§ **THE REQUEST**:
Type out the material below exactly.

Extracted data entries
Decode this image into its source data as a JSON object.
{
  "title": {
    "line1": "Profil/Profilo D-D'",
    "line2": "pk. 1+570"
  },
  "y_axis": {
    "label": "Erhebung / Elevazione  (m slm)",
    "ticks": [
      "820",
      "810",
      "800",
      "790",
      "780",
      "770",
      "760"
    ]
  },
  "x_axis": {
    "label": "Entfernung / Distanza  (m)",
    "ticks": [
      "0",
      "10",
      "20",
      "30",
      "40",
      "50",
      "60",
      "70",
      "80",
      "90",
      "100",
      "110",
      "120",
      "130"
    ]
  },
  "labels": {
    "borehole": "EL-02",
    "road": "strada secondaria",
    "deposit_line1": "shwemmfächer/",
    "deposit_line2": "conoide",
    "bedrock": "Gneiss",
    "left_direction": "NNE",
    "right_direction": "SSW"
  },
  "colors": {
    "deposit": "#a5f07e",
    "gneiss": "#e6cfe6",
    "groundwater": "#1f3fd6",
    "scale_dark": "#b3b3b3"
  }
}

§ **ANSWER FOR THIS EXERCISE**:
Decode this image into its source data as a JSON object.
{
  "title": {
    "line1": "Profil/Profilo D-D'",
    "line2": "pk. 1+570"
  },
  "y_axis": {
    "label": "Erhebung / Elevazione  (m slm)",
    "ticks": [
      "820",
      "810",
      "800",
      "790",
      "780",
      "770",
      "760"
    ]
  },
  "x_axis": {
    "label": "Entfernung / Distanza  (m)",
    "ticks": [
      "0",
      "10",
      "20",
      "30",
      "40",
      "50",
      "60",
      "70",
      "80",
      "90",
      "100",
      "110",
      "120",
      "130"
    ]
  },
  "labels": {
    "borehole": "EL-02",
    "road": "strada secondaria",
    "deposit_line1": "shwemmfächer/",
    "deposit_line2": "conoide",
    "bedrock": "Gneiss",
    "left_direction": "NNE",
    "right_direction": "SSW"
  },
  "colors": {
    "deposit": "#a5f07e",
    "gneiss": "#e6cfe6",
    "groundwater": "#1f3fd6",
    "scale_dark": "#b3b3b3"
  }
}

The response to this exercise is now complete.